- _PROMPT_:
Only a number is wanted: how many lines in the listing contain the word "ทยาล"?

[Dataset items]

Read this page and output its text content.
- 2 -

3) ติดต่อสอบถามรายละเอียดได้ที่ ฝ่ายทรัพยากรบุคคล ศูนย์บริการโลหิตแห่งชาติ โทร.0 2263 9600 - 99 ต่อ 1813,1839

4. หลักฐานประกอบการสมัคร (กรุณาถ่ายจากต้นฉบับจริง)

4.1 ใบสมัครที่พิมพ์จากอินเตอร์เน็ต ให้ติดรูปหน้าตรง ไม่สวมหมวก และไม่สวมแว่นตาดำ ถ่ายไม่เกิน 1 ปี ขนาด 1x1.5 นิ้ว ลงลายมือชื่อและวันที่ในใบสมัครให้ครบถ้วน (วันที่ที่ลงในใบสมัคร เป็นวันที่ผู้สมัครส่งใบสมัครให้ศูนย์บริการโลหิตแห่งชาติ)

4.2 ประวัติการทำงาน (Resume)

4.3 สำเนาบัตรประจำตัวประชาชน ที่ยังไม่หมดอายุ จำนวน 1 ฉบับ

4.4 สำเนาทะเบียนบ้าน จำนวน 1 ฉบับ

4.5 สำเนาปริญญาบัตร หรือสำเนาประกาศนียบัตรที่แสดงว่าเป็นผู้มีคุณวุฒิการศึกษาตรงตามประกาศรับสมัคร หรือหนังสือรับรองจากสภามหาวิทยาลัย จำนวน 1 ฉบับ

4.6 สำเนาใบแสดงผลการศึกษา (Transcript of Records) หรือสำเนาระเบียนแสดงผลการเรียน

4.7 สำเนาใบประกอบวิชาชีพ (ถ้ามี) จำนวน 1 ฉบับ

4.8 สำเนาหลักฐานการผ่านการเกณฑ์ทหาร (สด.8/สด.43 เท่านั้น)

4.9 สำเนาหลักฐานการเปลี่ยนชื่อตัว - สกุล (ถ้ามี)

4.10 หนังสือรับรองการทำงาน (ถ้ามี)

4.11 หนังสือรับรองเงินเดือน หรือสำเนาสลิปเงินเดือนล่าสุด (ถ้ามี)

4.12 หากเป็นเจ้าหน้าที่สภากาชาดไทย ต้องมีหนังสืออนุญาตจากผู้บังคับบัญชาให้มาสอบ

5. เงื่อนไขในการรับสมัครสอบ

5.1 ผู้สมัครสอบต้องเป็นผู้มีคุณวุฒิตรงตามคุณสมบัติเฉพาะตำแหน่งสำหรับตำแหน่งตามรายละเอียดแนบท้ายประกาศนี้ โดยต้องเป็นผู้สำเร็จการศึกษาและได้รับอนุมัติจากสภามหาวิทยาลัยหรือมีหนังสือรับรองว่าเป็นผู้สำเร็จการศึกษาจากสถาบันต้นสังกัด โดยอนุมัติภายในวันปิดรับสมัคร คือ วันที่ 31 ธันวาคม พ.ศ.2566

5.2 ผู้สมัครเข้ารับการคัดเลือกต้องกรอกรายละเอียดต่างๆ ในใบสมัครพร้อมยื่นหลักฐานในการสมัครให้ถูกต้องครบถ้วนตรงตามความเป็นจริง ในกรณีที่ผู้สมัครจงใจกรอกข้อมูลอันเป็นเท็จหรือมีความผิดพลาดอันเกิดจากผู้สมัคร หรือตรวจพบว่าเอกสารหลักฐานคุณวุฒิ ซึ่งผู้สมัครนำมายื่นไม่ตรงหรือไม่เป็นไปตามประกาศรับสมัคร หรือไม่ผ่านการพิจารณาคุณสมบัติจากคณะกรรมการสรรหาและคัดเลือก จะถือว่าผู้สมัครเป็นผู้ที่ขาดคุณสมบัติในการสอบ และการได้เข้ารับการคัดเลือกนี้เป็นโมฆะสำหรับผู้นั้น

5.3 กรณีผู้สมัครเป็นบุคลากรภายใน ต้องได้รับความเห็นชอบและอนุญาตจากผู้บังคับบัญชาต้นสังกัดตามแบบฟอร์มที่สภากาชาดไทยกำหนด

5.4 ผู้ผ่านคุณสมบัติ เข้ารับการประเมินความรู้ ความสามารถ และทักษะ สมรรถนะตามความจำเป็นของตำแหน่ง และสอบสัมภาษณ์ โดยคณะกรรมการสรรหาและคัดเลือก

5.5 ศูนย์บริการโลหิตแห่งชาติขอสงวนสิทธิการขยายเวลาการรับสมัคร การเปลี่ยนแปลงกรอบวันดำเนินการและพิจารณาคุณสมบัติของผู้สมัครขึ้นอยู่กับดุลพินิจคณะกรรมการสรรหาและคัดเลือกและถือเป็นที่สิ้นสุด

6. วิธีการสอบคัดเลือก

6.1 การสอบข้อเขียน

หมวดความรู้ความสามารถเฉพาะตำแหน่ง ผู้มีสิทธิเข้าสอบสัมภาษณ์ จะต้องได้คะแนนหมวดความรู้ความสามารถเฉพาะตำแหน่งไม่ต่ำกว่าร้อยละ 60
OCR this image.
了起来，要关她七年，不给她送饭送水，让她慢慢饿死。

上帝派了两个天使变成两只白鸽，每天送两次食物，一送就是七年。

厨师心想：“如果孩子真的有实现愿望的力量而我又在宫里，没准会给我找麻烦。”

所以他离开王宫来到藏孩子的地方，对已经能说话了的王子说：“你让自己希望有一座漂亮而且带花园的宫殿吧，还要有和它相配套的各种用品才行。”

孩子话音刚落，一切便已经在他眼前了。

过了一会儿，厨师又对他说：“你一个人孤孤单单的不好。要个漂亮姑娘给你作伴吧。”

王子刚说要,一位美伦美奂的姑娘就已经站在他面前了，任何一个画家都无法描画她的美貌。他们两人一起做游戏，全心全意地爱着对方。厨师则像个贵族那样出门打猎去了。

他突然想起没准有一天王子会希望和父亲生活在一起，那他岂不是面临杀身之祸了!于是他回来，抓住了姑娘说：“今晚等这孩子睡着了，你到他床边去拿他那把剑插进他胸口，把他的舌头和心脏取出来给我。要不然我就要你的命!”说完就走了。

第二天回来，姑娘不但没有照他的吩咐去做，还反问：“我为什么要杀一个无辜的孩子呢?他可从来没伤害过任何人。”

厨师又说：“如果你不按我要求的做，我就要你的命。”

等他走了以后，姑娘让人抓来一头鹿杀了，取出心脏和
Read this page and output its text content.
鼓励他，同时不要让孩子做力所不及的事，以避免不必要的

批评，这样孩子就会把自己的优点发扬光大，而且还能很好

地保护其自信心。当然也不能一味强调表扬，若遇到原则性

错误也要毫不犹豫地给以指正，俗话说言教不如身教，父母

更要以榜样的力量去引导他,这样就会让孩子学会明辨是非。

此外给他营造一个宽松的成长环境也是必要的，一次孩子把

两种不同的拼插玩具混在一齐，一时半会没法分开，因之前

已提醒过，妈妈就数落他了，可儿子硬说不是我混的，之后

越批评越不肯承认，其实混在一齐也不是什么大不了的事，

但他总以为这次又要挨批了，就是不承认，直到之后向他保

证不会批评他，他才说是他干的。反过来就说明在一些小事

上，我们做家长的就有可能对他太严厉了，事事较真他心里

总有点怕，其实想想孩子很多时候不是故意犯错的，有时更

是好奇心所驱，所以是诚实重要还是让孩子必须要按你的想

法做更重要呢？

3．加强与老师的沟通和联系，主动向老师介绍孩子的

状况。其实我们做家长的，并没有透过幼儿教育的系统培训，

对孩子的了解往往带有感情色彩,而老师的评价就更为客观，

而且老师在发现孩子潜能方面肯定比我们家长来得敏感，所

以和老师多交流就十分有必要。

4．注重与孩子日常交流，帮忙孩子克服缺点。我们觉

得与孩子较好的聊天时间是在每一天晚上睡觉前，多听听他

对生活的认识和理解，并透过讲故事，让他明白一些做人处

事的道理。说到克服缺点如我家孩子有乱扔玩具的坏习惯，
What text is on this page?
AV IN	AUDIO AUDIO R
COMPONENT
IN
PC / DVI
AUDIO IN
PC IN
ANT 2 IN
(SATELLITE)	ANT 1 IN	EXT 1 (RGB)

- _RESULT OF THIS TASK_:
2